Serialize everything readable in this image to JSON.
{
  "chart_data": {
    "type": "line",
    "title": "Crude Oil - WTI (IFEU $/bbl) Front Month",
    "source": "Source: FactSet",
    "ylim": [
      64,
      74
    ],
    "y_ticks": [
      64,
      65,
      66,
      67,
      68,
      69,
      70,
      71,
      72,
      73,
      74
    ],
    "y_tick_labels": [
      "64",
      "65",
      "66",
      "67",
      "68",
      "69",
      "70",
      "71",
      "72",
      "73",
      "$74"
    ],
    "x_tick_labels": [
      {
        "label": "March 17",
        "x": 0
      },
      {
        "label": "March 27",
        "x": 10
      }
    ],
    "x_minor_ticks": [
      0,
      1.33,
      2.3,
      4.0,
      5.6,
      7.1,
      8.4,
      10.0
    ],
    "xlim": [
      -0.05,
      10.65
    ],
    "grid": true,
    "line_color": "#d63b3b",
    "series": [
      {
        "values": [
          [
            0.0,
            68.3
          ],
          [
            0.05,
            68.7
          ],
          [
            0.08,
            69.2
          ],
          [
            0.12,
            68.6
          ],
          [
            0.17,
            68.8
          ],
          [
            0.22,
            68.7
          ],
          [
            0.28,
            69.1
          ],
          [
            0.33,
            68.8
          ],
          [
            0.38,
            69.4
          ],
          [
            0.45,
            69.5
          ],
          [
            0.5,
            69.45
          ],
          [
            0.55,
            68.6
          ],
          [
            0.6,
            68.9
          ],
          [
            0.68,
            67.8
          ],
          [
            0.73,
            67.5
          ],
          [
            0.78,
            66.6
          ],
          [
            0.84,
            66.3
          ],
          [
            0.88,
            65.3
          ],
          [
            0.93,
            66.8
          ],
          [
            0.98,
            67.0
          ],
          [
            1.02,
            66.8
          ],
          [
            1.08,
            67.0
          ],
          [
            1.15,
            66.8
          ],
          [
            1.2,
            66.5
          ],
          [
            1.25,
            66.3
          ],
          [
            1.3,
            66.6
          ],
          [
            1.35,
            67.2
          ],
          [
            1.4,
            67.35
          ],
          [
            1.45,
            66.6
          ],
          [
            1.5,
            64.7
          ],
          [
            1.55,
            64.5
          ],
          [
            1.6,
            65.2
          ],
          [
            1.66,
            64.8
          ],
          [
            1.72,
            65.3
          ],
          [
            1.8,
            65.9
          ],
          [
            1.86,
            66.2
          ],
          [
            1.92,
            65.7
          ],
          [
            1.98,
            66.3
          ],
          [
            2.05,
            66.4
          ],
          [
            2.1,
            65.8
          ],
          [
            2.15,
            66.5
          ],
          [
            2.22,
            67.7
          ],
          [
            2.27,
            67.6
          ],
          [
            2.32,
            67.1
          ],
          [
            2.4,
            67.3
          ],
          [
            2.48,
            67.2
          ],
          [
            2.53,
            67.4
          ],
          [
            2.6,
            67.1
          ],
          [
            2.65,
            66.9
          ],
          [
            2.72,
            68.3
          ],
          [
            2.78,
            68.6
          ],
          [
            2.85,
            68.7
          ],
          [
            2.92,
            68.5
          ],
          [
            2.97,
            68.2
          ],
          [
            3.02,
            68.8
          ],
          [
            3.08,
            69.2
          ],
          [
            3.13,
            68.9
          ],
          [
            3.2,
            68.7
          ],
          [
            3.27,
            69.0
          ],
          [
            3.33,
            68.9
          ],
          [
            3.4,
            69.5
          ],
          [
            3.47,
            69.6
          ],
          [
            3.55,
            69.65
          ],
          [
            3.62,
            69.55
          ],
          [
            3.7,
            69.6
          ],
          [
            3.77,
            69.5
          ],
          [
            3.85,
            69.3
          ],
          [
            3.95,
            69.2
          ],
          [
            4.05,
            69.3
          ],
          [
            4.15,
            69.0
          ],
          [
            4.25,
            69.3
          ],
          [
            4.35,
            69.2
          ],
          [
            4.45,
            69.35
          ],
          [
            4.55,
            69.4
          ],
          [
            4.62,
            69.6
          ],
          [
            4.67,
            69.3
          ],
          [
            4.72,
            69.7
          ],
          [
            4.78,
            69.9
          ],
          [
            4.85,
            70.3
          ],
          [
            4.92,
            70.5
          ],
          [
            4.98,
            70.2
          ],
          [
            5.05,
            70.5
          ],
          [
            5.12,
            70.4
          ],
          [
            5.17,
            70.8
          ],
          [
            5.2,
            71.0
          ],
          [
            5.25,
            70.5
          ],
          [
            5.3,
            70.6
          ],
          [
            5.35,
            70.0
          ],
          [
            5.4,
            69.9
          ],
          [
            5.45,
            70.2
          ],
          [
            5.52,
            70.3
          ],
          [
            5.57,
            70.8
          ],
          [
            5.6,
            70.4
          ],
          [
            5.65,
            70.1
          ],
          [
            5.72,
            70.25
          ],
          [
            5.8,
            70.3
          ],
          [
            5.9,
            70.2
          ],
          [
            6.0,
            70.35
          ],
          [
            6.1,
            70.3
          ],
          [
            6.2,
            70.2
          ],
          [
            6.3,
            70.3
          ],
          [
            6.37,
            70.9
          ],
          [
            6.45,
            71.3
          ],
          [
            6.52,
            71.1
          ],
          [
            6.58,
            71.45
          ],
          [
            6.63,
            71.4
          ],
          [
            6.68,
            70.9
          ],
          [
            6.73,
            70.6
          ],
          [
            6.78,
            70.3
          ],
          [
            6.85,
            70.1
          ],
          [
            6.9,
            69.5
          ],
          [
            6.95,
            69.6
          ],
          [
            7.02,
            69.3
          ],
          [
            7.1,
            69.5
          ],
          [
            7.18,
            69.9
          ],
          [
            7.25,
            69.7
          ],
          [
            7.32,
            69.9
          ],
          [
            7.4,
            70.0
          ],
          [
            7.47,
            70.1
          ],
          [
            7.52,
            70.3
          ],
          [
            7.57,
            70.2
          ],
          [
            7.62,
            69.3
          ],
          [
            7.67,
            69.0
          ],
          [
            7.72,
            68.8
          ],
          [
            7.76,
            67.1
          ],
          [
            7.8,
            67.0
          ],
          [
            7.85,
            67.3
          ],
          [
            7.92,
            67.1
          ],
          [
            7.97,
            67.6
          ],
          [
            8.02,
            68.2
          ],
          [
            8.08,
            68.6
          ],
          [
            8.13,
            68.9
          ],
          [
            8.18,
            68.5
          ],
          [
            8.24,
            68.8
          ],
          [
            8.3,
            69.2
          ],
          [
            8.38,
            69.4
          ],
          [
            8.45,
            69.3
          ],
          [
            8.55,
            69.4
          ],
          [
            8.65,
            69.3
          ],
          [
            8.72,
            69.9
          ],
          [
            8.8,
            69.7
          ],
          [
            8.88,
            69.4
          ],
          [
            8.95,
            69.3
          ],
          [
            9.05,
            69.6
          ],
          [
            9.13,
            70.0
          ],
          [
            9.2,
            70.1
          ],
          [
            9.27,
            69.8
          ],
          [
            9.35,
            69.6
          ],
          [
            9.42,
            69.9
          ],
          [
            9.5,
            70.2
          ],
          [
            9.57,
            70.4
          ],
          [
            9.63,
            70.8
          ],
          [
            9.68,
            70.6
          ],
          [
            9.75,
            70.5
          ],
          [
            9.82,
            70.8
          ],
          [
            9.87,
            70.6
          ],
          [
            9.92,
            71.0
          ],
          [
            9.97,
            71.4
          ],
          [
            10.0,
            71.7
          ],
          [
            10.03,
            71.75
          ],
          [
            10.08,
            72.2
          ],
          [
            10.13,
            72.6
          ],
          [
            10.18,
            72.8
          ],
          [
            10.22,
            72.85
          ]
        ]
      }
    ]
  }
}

What you should do ::
Copy each record from above without leaving any out.

Task answer ::
Serialize everything readable in this image to JSON.
{
  "chart_data": {
    "type": "line",
    "title": "Crude Oil - WTI (IFEU $/bbl) Front Month",
    "source": "Source: FactSet",
    "ylim": [
      64,
      74
    ],
    "y_ticks": [
      64,
      65,
      66,
      67,
      68,
      69,
      70,
      71,
      72,
      73,
      74
    ],
    "y_tick_labels": [
      "64",
      "65",
      "66",
      "67",
      "68",
      "69",
      "70",
      "71",
      "72",
      "73",
      "$74"
    ],
    "x_tick_labels": [
      {
        "label": "March 17",
        "x": 0
      },
      {
        "label": "March 27",
        "x": 10
      }
    ],
    "x_minor_ticks": [
      0,
      1.33,
      2.3,
      4.0,
      5.6,
      7.1,
      8.4,
      10.0
    ],
    "xlim": [
      -0.05,
      10.65
    ],
    "grid": true,
    "line_color": "#d63b3b",
    "series": [
      {
        "values": [
          [
            0.0,
            68.3
          ],
          [
            0.05,
            68.7
          ],
          [
            0.08,
            69.2
          ],
          [
            0.12,
            68.6
          ],
          [
            0.17,
            68.8
          ],
          [
            0.22,
            68.7
          ],
          [
            0.28,
            69.1
          ],
          [
            0.33,
            68.8
          ],
          [
            0.38,
            69.4
          ],
          [
            0.45,
            69.5
          ],
          [
            0.5,
            69.45
          ],
          [
            0.55,
            68.6
          ],
          [
            0.6,
            68.9
          ],
          [
            0.68,
            67.8
          ],
          [
            0.73,
            67.5
          ],
          [
            0.78,
            66.6
          ],
          [
            0.84,
            66.3
          ],
          [
            0.88,
            65.3
          ],
          [
            0.93,
            66.8
          ],
          [
            0.98,
            67.0
          ],
          [
            1.02,
            66.8
          ],
          [
            1.08,
            67.0
          ],
          [
            1.15,
            66.8
          ],
          [
            1.2,
            66.5
          ],
          [
            1.25,
            66.3
          ],
          [
            1.3,
            66.6
          ],
          [
            1.35,
            67.2
          ],
          [
            1.4,
            67.35
          ],
          [
            1.45,
            66.6
          ],
          [
            1.5,
            64.7
          ],
          [
            1.55,
            64.5
          ],
          [
            1.6,
            65.2
          ],
          [
            1.66,
            64.8
          ],
          [
            1.72,
            65.3
          ],
          [
            1.8,
            65.9
          ],
          [
            1.86,
            66.2
          ],
          [
            1.92,
            65.7
          ],
          [
            1.98,
            66.3
          ],
          [
            2.05,
            66.4
          ],
          [
            2.1,
            65.8
          ],
          [
            2.15,
            66.5
          ],
          [
            2.22,
            67.7
          ],
          [
            2.27,
            67.6
          ],
          [
            2.32,
            67.1
          ],
          [
            2.4,
            67.3
          ],
          [
            2.48,
            67.2
          ],
          [
            2.53,
            67.4
          ],
          [
            2.6,
            67.1
          ],
          [
            2.65,
            66.9
          ],
          [
            2.72,
            68.3
          ],
          [
            2.78,
            68.6
          ],
          [
            2.85,
            68.7
          ],
          [
            2.92,
            68.5
          ],
          [
            2.97,
            68.2
          ],
          [
            3.02,
            68.8
          ],
          [
            3.08,
            69.2
          ],
          [
            3.13,
            68.9
          ],
          [
            3.2,
            68.7
          ],
          [
            3.27,
            69.0
          ],
          [
            3.33,
            68.9
          ],
          [
            3.4,
            69.5
          ],
          [
            3.47,
            69.6
          ],
          [
            3.55,
            69.65
          ],
          [
            3.62,
            69.55
          ],
          [
            3.7,
            69.6
          ],
          [
            3.77,
            69.5
          ],
          [
            3.85,
            69.3
          ],
          [
            3.95,
            69.2
          ],
          [
            4.05,
            69.3
          ],
          [
            4.15,
            69.0
          ],
          [
            4.25,
            69.3
          ],
          [
            4.35,
            69.2
          ],
          [
            4.45,
            69.35
          ],
          [
            4.55,
            69.4
          ],
          [
            4.62,
            69.6
          ],
          [
            4.67,
            69.3
          ],
          [
            4.72,
            69.7
          ],
          [
            4.78,
            69.9
          ],
          [
            4.85,
            70.3
          ],
          [
            4.92,
            70.5
          ],
          [
            4.98,
            70.2
          ],
          [
            5.05,
            70.5
          ],
          [
            5.12,
            70.4
          ],
          [
            5.17,
            70.8
          ],
          [
            5.2,
            71.0
          ],
          [
            5.25,
            70.5
          ],
          [
            5.3,
            70.6
          ],
          [
            5.35,
            70.0
          ],
          [
            5.4,
            69.9
          ],
          [
            5.45,
            70.2
          ],
          [
            5.52,
            70.3
          ],
          [
            5.57,
            70.8
          ],
          [
            5.6,
            70.4
          ],
          [
            5.65,
            70.1
          ],
          [
            5.72,
            70.25
          ],
          [
            5.8,
            70.3
          ],
          [
            5.9,
            70.2
          ],
          [
            6.0,
            70.35
          ],
          [
            6.1,
            70.3
          ],
          [
            6.2,
            70.2
          ],
          [
            6.3,
            70.3
          ],
          [
            6.37,
            70.9
          ],
          [
            6.45,
            71.3
          ],
          [
            6.52,
            71.1
          ],
          [
            6.58,
            71.45
          ],
          [
            6.63,
            71.4
          ],
          [
            6.68,
            70.9
          ],
          [
            6.73,
            70.6
          ],
          [
            6.78,
            70.3
          ],
          [
            6.85,
            70.1
          ],
          [
            6.9,
            69.5
          ],
          [
            6.95,
            69.6
          ],
          [
            7.02,
            69.3
          ],
          [
            7.1,
            69.5
          ],
          [
            7.18,
            69.9
          ],
          [
            7.25,
            69.7
          ],
          [
            7.32,
            69.9
          ],
          [
            7.4,
            70.0
          ],
          [
            7.47,
            70.1
          ],
          [
            7.52,
            70.3
          ],
          [
            7.57,
            70.2
          ],
          [
            7.62,
            69.3
          ],
          [
            7.67,
            69.0
          ],
          [
            7.72,
            68.8
          ],
          [
            7.76,
            67.1
          ],
          [
            7.8,
            67.0
          ],
          [
            7.85,
            67.3
          ],
          [
            7.92,
            67.1
          ],
          [
            7.97,
            67.6
          ],
          [
            8.02,
            68.2
          ],
          [
            8.08,
            68.6
          ],
          [
            8.13,
            68.9
          ],
          [
            8.18,
            68.5
          ],
          [
            8.24,
            68.8
          ],
          [
            8.3,
            69.2
          ],
          [
            8.38,
            69.4
          ],
          [
            8.45,
            69.3
          ],
          [
            8.55,
            69.4
          ],
          [
            8.65,
            69.3
          ],
          [
            8.72,
            69.9
          ],
          [
            8.8,
            69.7
          ],
          [
            8.88,
            69.4
          ],
          [
            8.95,
            69.3
          ],
          [
            9.05,
            69.6
          ],
          [
            9.13,
            70.0
          ],
          [
            9.2,
            70.1
          ],
          [
            9.27,
            69.8
          ],
          [
            9.35,
            69.6
          ],
          [
            9.42,
            69.9
          ],
          [
            9.5,
            70.2
          ],
          [
            9.57,
            70.4
          ],
          [
            9.63,
            70.8
          ],
          [
            9.68,
            70.6
          ],
          [
            9.75,
            70.5
          ],
          [
            9.82,
            70.8
          ],
          [
            9.87,
            70.6
          ],
          [
            9.92,
            71.0
          ],
          [
            9.97,
            71.4
          ],
          [
            10.0,
            71.7
          ],
          [
            10.03,
            71.75
          ],
          [
            10.08,
            72.2
          ],
          [
            10.13,
            72.6
          ],
          [
            10.18,
            72.8
          ],
          [
            10.22,
            72.85
          ]
        ]
      }
    ]
  }
}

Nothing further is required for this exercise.